▶ [WHAT IS BEING ASKED]
Set down the material below word for word, excluding the pictures.

▶ [STORED RECORDS]

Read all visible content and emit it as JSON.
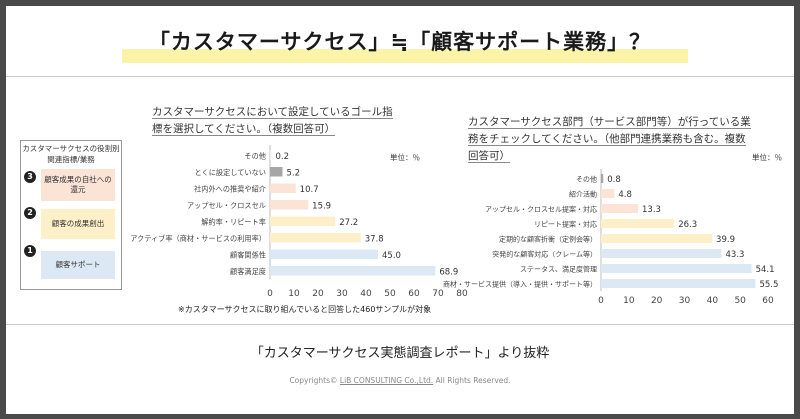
{
  "title": "「カスタマーサクセス」≒「顧客サポート業務」？",
  "legend": {
    "title": "カスタマーサクセスの役割別関連指標/業務",
    "items": [
      {
        "num": "3",
        "label": "顧客成果の自社への還元",
        "color": "#fbe3d6"
      },
      {
        "num": "2",
        "label": "顧客の成果創出",
        "color": "#fdf0c8"
      },
      {
        "num": "1",
        "label": "顧客サポート",
        "color": "#dce9f5"
      }
    ]
  },
  "left_chart": {
    "heading_line1": "カスタマーサクセスにおいて設定しているゴール指",
    "heading_line2": "標を選択してください。（複数回答可）",
    "unit": "単位：％",
    "note": "※カスタマーサクセスに取り組んでいると回答した460サンプルが対象"
  },
  "right_chart": {
    "heading_line1": "カスタマーサクセス部門（サービス部門等）が行っている業",
    "heading_line2": "務をチェックしてください。（他部門連携業務も含む。複数",
    "heading_line3": "回答可）",
    "unit": "単位：％"
  },
  "source": "「カスタマーサクセス実態調査レポート」より抜粋",
  "copyright": {
    "prefix": "Copyrights© ",
    "brand": "LiB CONSULTING Co.,Ltd.",
    "suffix": "  All Rights Reserved."
  },
  "chart_data": [
    {
      "type": "bar",
      "orientation": "horizontal",
      "categories": [
        "その他",
        "とくに設定していない",
        "社内外への推奨や紹介",
        "アップセル・クロスセル",
        "解約率・リピート率",
        "アクティブ率（商材・サービスの利用率）",
        "顧客関係性",
        "顧客満足度"
      ],
      "values": [
        0.2,
        5.2,
        10.7,
        15.9,
        27.2,
        37.8,
        45.0,
        68.9
      ],
      "value_labels": [
        "0.2",
        "5.2",
        "10.7",
        "15.9",
        "27.2",
        "37.8",
        "45.0",
        "68.9"
      ],
      "colors": [
        "#f2f2f2",
        "#a6a6a6",
        "#fbe3d6",
        "#fbe3d6",
        "#fdf0c8",
        "#fdf0c8",
        "#dce9f5",
        "#dce9f5"
      ],
      "xlim": [
        0,
        80
      ],
      "xticks": [
        "0",
        "10",
        "20",
        "30",
        "40",
        "50",
        "60",
        "70",
        "80"
      ],
      "grid": false
    },
    {
      "type": "bar",
      "orientation": "horizontal",
      "categories": [
        "その他",
        "紹介活動",
        "アップセル・クロスセル提案・対応",
        "リピート提案・対応",
        "定期的な顧客折衝（定例会等）",
        "突発的な顧客対応（クレーム等）",
        "ステータス、満足度管理",
        "商材・サービス提供（導入・提供・サポート等）"
      ],
      "values": [
        0.8,
        4.8,
        13.3,
        26.3,
        39.9,
        43.3,
        54.1,
        55.5
      ],
      "value_labels": [
        "0.8",
        "4.8",
        "13.3",
        "26.3",
        "39.9",
        "43.3",
        "54.1",
        "55.5"
      ],
      "colors": [
        "#a6a6a6",
        "#fbe3d6",
        "#fbe3d6",
        "#fdf0c8",
        "#fdf0c8",
        "#dce9f5",
        "#dce9f5",
        "#dce9f5"
      ],
      "xlim": [
        0,
        60
      ],
      "xticks": [
        "0",
        "10",
        "20",
        "30",
        "40",
        "50",
        "60"
      ],
      "grid": false
    }
  ]
}
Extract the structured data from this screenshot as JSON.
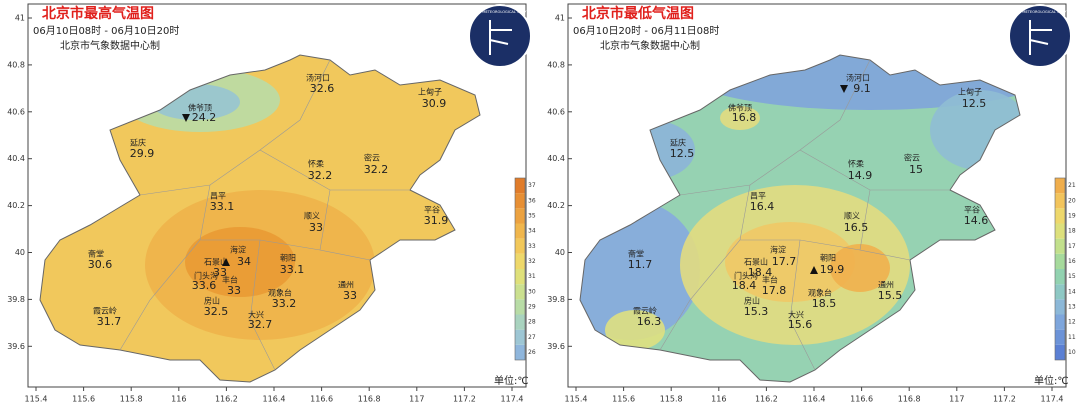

▶ [ANSWER FOR THIS EXERCISE]
Read all visible content and emit it as JSON.
{
  "title": "「カスタマーサクセス」≒「顧客サポート業務」？",
  "legend": {
    "title": "カスタマーサクセスの役割別関連指標/業務",
    "items": [
      {
        "num": "3",
        "label": "顧客成果の自社への還元",
        "color": "#fbe3d6"
      },
      {
        "num": "2",
        "label": "顧客の成果創出",
        "color": "#fdf0c8"
      },
      {
        "num": "1",
        "label": "顧客サポート",
        "color": "#dce9f5"
      }
    ]
  },
  "left_chart": {
    "heading_line1": "カスタマーサクセスにおいて設定しているゴール指",
    "heading_line2": "標を選択してください。（複数回答可）",
    "unit": "単位：％",
    "note": "※カスタマーサクセスに取り組んでいると回答した460サンプルが対象"
  },
  "right_chart": {
    "heading_line1": "カスタマーサクセス部門（サービス部門等）が行っている業",
    "heading_line2": "務をチェックしてください。（他部門連携業務も含む。複数",
    "heading_line3": "回答可）",
    "unit": "単位：％"
  },
  "source": "「カスタマーサクセス実態調査レポート」より抜粋",
  "copyright": {
    "prefix": "Copyrights© ",
    "brand": "LiB CONSULTING Co.,Ltd.",
    "suffix": "  All Rights Reserved."
  },
  "chart_data": [
    {
      "type": "bar",
      "orientation": "horizontal",
      "categories": [
        "その他",
        "とくに設定していない",
        "社内外への推奨や紹介",
        "アップセル・クロスセル",
        "解約率・リピート率",
        "アクティブ率（商材・サービスの利用率）",
        "顧客関係性",
        "顧客満足度"
      ],
      "values": [
        0.2,
        5.2,
        10.7,
        15.9,
        27.2,
        37.8,
        45.0,
        68.9
      ],
      "value_labels": [
        "0.2",
        "5.2",
        "10.7",
        "15.9",
        "27.2",
        "37.8",
        "45.0",
        "68.9"
      ],
      "colors": [
        "#f2f2f2",
        "#a6a6a6",
        "#fbe3d6",
        "#fbe3d6",
        "#fdf0c8",
        "#fdf0c8",
        "#dce9f5",
        "#dce9f5"
      ],
      "xlim": [
        0,
        80
      ],
      "xticks": [
        "0",
        "10",
        "20",
        "30",
        "40",
        "50",
        "60",
        "70",
        "80"
      ],
      "grid": false
    },
    {
      "type": "bar",
      "orientation": "horizontal",
      "categories": [
        "その他",
        "紹介活動",
        "アップセル・クロスセル提案・対応",
        "リピート提案・対応",
        "定期的な顧客折衝（定例会等）",
        "突発的な顧客対応（クレーム等）",
        "ステータス、満足度管理",
        "商材・サービス提供（導入・提供・サポート等）"
      ],
      "values": [
        0.8,
        4.8,
        13.3,
        26.3,
        39.9,
        43.3,
        54.1,
        55.5
      ],
      "value_labels": [
        "0.8",
        "4.8",
        "13.3",
        "26.3",
        "39.9",
        "43.3",
        "54.1",
        "55.5"
      ],
      "colors": [
        "#a6a6a6",
        "#fbe3d6",
        "#fbe3d6",
        "#fdf0c8",
        "#fdf0c8",
        "#dce9f5",
        "#dce9f5",
        "#dce9f5"
      ],
      "xlim": [
        0,
        60
      ],
      "xticks": [
        "0",
        "10",
        "20",
        "30",
        "40",
        "50",
        "60"
      ],
      "grid": false
    }
  ]
}
Extract the structured data from this screenshot as JSON.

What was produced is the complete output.